— START Data for the task —

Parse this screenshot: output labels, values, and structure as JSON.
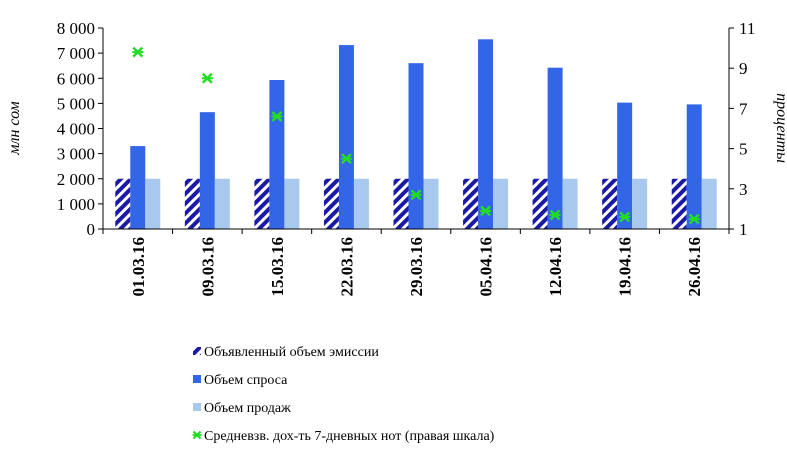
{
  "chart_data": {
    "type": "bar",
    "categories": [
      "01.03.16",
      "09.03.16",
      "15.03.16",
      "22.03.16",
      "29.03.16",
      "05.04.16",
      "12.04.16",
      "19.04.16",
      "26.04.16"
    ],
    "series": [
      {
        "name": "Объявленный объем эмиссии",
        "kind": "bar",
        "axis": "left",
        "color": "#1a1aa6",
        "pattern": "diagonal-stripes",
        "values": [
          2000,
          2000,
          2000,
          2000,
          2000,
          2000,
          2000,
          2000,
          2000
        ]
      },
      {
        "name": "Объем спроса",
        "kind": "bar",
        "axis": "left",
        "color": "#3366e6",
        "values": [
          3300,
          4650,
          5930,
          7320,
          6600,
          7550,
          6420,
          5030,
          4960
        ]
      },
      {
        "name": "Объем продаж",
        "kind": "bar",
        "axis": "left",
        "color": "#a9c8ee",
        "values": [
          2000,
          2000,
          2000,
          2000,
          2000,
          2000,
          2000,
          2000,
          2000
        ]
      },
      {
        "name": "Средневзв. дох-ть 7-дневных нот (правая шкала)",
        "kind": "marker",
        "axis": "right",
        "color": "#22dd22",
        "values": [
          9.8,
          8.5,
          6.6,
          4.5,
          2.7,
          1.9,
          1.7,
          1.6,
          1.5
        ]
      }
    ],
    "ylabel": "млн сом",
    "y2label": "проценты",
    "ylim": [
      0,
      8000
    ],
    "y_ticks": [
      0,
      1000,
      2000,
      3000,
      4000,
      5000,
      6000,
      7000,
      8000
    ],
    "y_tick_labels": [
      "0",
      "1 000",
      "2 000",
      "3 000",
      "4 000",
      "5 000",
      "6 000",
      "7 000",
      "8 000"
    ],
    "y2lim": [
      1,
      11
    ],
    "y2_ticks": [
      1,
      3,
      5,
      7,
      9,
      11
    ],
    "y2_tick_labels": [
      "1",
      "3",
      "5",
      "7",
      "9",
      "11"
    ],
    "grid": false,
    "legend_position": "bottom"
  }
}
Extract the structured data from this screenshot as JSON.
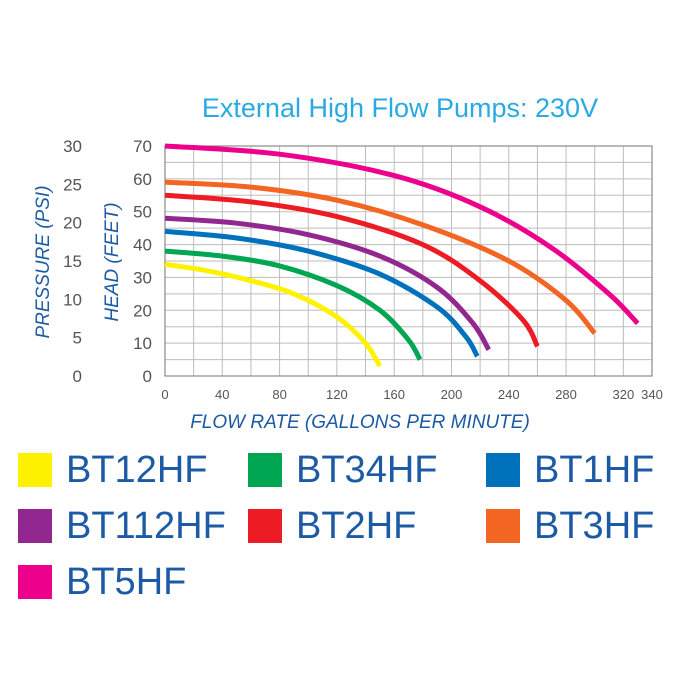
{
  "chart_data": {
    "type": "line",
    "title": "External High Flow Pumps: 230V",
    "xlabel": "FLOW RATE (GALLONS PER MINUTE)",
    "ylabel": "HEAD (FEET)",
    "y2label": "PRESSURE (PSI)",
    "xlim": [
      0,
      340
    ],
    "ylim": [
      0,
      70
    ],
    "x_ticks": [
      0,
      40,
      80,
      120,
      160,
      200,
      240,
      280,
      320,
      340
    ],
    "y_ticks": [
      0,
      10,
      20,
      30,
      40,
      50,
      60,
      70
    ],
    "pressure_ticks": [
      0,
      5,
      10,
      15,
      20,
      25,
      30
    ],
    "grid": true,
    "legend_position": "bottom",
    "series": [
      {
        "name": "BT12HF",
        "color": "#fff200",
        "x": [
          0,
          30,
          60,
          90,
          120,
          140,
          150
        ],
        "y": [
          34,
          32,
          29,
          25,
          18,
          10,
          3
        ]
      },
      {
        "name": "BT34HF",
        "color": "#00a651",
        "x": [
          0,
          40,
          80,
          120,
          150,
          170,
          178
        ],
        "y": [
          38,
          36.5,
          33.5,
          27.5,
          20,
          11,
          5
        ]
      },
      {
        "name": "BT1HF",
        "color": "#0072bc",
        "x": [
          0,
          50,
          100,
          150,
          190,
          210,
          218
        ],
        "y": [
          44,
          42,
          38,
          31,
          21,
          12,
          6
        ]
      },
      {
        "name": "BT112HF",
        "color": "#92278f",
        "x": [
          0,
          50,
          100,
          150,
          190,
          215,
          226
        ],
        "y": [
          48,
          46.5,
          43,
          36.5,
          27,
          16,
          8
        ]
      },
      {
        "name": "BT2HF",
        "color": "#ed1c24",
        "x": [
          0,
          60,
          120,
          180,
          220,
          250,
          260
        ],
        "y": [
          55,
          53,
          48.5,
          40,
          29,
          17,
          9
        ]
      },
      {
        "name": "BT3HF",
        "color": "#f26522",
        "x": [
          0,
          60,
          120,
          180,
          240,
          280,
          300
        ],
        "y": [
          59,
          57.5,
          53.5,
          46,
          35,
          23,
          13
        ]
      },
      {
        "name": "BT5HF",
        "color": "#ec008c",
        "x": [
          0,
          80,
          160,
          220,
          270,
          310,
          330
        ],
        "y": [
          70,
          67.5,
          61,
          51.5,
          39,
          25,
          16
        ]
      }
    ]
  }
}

— END Data for the task —

Task statement »
Every record is to be reproduced exactly, with no pictures included.

Task answer »
Parse this screenshot: output labels, values, and structure as JSON.
{
  "chart_data": {
    "type": "bar",
    "categories": [
      "01.03.16",
      "09.03.16",
      "15.03.16",
      "22.03.16",
      "29.03.16",
      "05.04.16",
      "12.04.16",
      "19.04.16",
      "26.04.16"
    ],
    "series": [
      {
        "name": "Объявленный объем эмиссии",
        "kind": "bar",
        "axis": "left",
        "color": "#1a1aa6",
        "pattern": "diagonal-stripes",
        "values": [
          2000,
          2000,
          2000,
          2000,
          2000,
          2000,
          2000,
          2000,
          2000
        ]
      },
      {
        "name": "Объем спроса",
        "kind": "bar",
        "axis": "left",
        "color": "#3366e6",
        "values": [
          3300,
          4650,
          5930,
          7320,
          6600,
          7550,
          6420,
          5030,
          4960
        ]
      },
      {
        "name": "Объем продаж",
        "kind": "bar",
        "axis": "left",
        "color": "#a9c8ee",
        "values": [
          2000,
          2000,
          2000,
          2000,
          2000,
          2000,
          2000,
          2000,
          2000
        ]
      },
      {
        "name": "Средневзв. дох-ть 7-дневных нот (правая шкала)",
        "kind": "marker",
        "axis": "right",
        "color": "#22dd22",
        "values": [
          9.8,
          8.5,
          6.6,
          4.5,
          2.7,
          1.9,
          1.7,
          1.6,
          1.5
        ]
      }
    ],
    "ylabel": "млн сом",
    "y2label": "проценты",
    "ylim": [
      0,
      8000
    ],
    "y_ticks": [
      0,
      1000,
      2000,
      3000,
      4000,
      5000,
      6000,
      7000,
      8000
    ],
    "y_tick_labels": [
      "0",
      "1 000",
      "2 000",
      "3 000",
      "4 000",
      "5 000",
      "6 000",
      "7 000",
      "8 000"
    ],
    "y2lim": [
      1,
      11
    ],
    "y2_ticks": [
      1,
      3,
      5,
      7,
      9,
      11
    ],
    "y2_tick_labels": [
      "1",
      "3",
      "5",
      "7",
      "9",
      "11"
    ],
    "grid": false,
    "legend_position": "bottom"
  }
}
Extract the structured data from this screenshot as JSON.
{
  "chart_data": {
    "type": "line",
    "title": "External High Flow Pumps: 230V",
    "xlabel": "FLOW RATE (GALLONS PER MINUTE)",
    "ylabel": "HEAD (FEET)",
    "y2label": "PRESSURE (PSI)",
    "xlim": [
      0,
      340
    ],
    "ylim": [
      0,
      70
    ],
    "x_ticks": [
      0,
      40,
      80,
      120,
      160,
      200,
      240,
      280,
      320,
      340
    ],
    "y_ticks": [
      0,
      10,
      20,
      30,
      40,
      50,
      60,
      70
    ],
    "pressure_ticks": [
      0,
      5,
      10,
      15,
      20,
      25,
      30
    ],
    "grid": true,
    "legend_position": "bottom",
    "series": [
      {
        "name": "BT12HF",
        "color": "#fff200",
        "x": [
          0,
          30,
          60,
          90,
          120,
          140,
          150
        ],
        "y": [
          34,
          32,
          29,
          25,
          18,
          10,
          3
        ]
      },
      {
        "name": "BT34HF",
        "color": "#00a651",
        "x": [
          0,
          40,
          80,
          120,
          150,
          170,
          178
        ],
        "y": [
          38,
          36.5,
          33.5,
          27.5,
          20,
          11,
          5
        ]
      },
      {
        "name": "BT1HF",
        "color": "#0072bc",
        "x": [
          0,
          50,
          100,
          150,
          190,
          210,
          218
        ],
        "y": [
          44,
          42,
          38,
          31,
          21,
          12,
          6
        ]
      },
      {
        "name": "BT112HF",
        "color": "#92278f",
        "x": [
          0,
          50,
          100,
          150,
          190,
          215,
          226
        ],
        "y": [
          48,
          46.5,
          43,
          36.5,
          27,
          16,
          8
        ]
      },
      {
        "name": "BT2HF",
        "color": "#ed1c24",
        "x": [
          0,
          60,
          120,
          180,
          220,
          250,
          260
        ],
        "y": [
          55,
          53,
          48.5,
          40,
          29,
          17,
          9
        ]
      },
      {
        "name": "BT3HF",
        "color": "#f26522",
        "x": [
          0,
          60,
          120,
          180,
          240,
          280,
          300
        ],
        "y": [
          59,
          57.5,
          53.5,
          46,
          35,
          23,
          13
        ]
      },
      {
        "name": "BT5HF",
        "color": "#ec008c",
        "x": [
          0,
          80,
          160,
          220,
          270,
          310,
          330
        ],
        "y": [
          70,
          67.5,
          61,
          51.5,
          39,
          25,
          16
        ]
      }
    ]
  }
}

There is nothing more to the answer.